- [DATA IN THIS EXERCISE]
━━━━━━━━━━━━━━━━━━━━
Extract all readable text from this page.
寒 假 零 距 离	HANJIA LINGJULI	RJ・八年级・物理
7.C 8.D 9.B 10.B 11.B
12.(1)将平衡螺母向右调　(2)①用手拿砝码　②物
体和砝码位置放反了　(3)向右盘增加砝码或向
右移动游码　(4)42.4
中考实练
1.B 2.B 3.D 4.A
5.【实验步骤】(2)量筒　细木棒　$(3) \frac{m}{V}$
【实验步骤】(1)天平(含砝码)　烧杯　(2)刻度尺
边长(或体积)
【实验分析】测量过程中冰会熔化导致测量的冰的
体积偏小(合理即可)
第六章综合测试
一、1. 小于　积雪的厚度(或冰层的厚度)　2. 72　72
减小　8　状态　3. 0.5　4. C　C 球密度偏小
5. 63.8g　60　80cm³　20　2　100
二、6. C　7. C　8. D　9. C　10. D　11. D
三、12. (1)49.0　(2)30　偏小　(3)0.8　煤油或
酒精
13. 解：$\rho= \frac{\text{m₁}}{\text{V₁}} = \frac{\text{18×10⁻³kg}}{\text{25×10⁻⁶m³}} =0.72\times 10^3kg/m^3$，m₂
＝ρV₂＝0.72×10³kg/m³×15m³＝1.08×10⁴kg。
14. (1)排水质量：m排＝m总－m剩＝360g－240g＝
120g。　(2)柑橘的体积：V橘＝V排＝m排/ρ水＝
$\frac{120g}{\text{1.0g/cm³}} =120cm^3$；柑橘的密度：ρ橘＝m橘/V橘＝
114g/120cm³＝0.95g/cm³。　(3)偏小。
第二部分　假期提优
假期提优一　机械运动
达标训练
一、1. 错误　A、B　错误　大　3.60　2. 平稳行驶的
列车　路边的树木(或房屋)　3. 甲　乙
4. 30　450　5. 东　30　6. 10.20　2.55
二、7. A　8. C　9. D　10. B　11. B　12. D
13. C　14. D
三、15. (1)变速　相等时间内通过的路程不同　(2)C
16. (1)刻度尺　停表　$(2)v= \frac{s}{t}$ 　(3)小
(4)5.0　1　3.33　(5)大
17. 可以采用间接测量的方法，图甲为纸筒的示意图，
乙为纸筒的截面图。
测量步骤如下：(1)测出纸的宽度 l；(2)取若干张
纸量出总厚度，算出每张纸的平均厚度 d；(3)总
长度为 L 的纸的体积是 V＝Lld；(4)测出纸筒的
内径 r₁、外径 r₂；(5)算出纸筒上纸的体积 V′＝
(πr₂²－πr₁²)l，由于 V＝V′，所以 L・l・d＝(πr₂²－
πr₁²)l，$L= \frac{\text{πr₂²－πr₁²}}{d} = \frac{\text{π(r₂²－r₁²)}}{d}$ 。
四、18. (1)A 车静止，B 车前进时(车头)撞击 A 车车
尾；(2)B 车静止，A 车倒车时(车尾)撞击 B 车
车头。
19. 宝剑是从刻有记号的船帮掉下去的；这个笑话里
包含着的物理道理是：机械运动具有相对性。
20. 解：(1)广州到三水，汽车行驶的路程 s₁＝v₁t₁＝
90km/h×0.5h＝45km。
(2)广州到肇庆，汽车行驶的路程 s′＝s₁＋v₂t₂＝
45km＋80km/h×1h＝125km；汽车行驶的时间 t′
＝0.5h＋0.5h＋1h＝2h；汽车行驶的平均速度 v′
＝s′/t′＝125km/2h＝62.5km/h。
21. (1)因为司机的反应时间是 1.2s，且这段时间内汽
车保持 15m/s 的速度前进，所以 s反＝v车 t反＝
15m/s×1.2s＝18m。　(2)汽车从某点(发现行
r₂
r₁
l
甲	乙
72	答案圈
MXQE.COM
━━━━━━━━━━━━━━━━━━━━
- [AIM]
Please output the complete data exactly.

- [TASK OUTPUT]
Extract all readable text from this page.
寒 假 零 距 离	HANJIA LINGJULI	RJ・八年级・物理
7.C 8.D 9.B 10.B 11.B
12.(1)将平衡螺母向右调　(2)①用手拿砝码　②物
体和砝码位置放反了　(3)向右盘增加砝码或向
右移动游码　(4)42.4
中考实练
1.B 2.B 3.D 4.A
5.【实验步骤】(2)量筒　细木棒　$(3) \frac{m}{V}$
【实验步骤】(1)天平(含砝码)　烧杯　(2)刻度尺
边长(或体积)
【实验分析】测量过程中冰会熔化导致测量的冰的
体积偏小(合理即可)
第六章综合测试
一、1. 小于　积雪的厚度(或冰层的厚度)　2. 72　72
减小　8　状态　3. 0.5　4. C　C 球密度偏小
5. 63.8g　60　80cm³　20　2　100
二、6. C　7. C　8. D　9. C　10. D　11. D
三、12. (1)49.0　(2)30　偏小　(3)0.8　煤油或
酒精
13. 解：$\rho= \frac{\text{m₁}}{\text{V₁}} = \frac{\text{18×10⁻³kg}}{\text{25×10⁻⁶m³}} =0.72\times 10^3kg/m^3$，m₂
＝ρV₂＝0.72×10³kg/m³×15m³＝1.08×10⁴kg。
14. (1)排水质量：m排＝m总－m剩＝360g－240g＝
120g。　(2)柑橘的体积：V橘＝V排＝m排/ρ水＝
$\frac{120g}{\text{1.0g/cm³}} =120cm^3$；柑橘的密度：ρ橘＝m橘/V橘＝
114g/120cm³＝0.95g/cm³。　(3)偏小。
第二部分　假期提优
假期提优一　机械运动
达标训练
一、1. 错误　A、B　错误　大　3.60　2. 平稳行驶的
列车　路边的树木(或房屋)　3. 甲　乙
4. 30　450　5. 东　30　6. 10.20　2.55
二、7. A　8. C　9. D　10. B　11. B　12. D
13. C　14. D
三、15. (1)变速　相等时间内通过的路程不同　(2)C
16. (1)刻度尺　停表　$(2)v= \frac{s}{t}$ 　(3)小
(4)5.0　1　3.33　(5)大
17. 可以采用间接测量的方法，图甲为纸筒的示意图，
乙为纸筒的截面图。
测量步骤如下：(1)测出纸的宽度 l；(2)取若干张
纸量出总厚度，算出每张纸的平均厚度 d；(3)总
长度为 L 的纸的体积是 V＝Lld；(4)测出纸筒的
内径 r₁、外径 r₂；(5)算出纸筒上纸的体积 V′＝
(πr₂²－πr₁²)l，由于 V＝V′，所以 L・l・d＝(πr₂²－
πr₁²)l，$L= \frac{\text{πr₂²－πr₁²}}{d} = \frac{\text{π(r₂²－r₁²)}}{d}$ 。
四、18. (1)A 车静止，B 车前进时(车头)撞击 A 车车
尾；(2)B 车静止，A 车倒车时(车尾)撞击 B 车
车头。
19. 宝剑是从刻有记号的船帮掉下去的；这个笑话里
包含着的物理道理是：机械运动具有相对性。
20. 解：(1)广州到三水，汽车行驶的路程 s₁＝v₁t₁＝
90km/h×0.5h＝45km。
(2)广州到肇庆，汽车行驶的路程 s′＝s₁＋v₂t₂＝
45km＋80km/h×1h＝125km；汽车行驶的时间 t′
＝0.5h＋0.5h＋1h＝2h；汽车行驶的平均速度 v′
＝s′/t′＝125km/2h＝62.5km/h。
21. (1)因为司机的反应时间是 1.2s，且这段时间内汽
车保持 15m/s 的速度前进，所以 s反＝v车 t反＝
15m/s×1.2s＝18m。　(2)汽车从某点(发现行
r₂
r₁
l
甲	乙
72	答案圈
MXQE.COM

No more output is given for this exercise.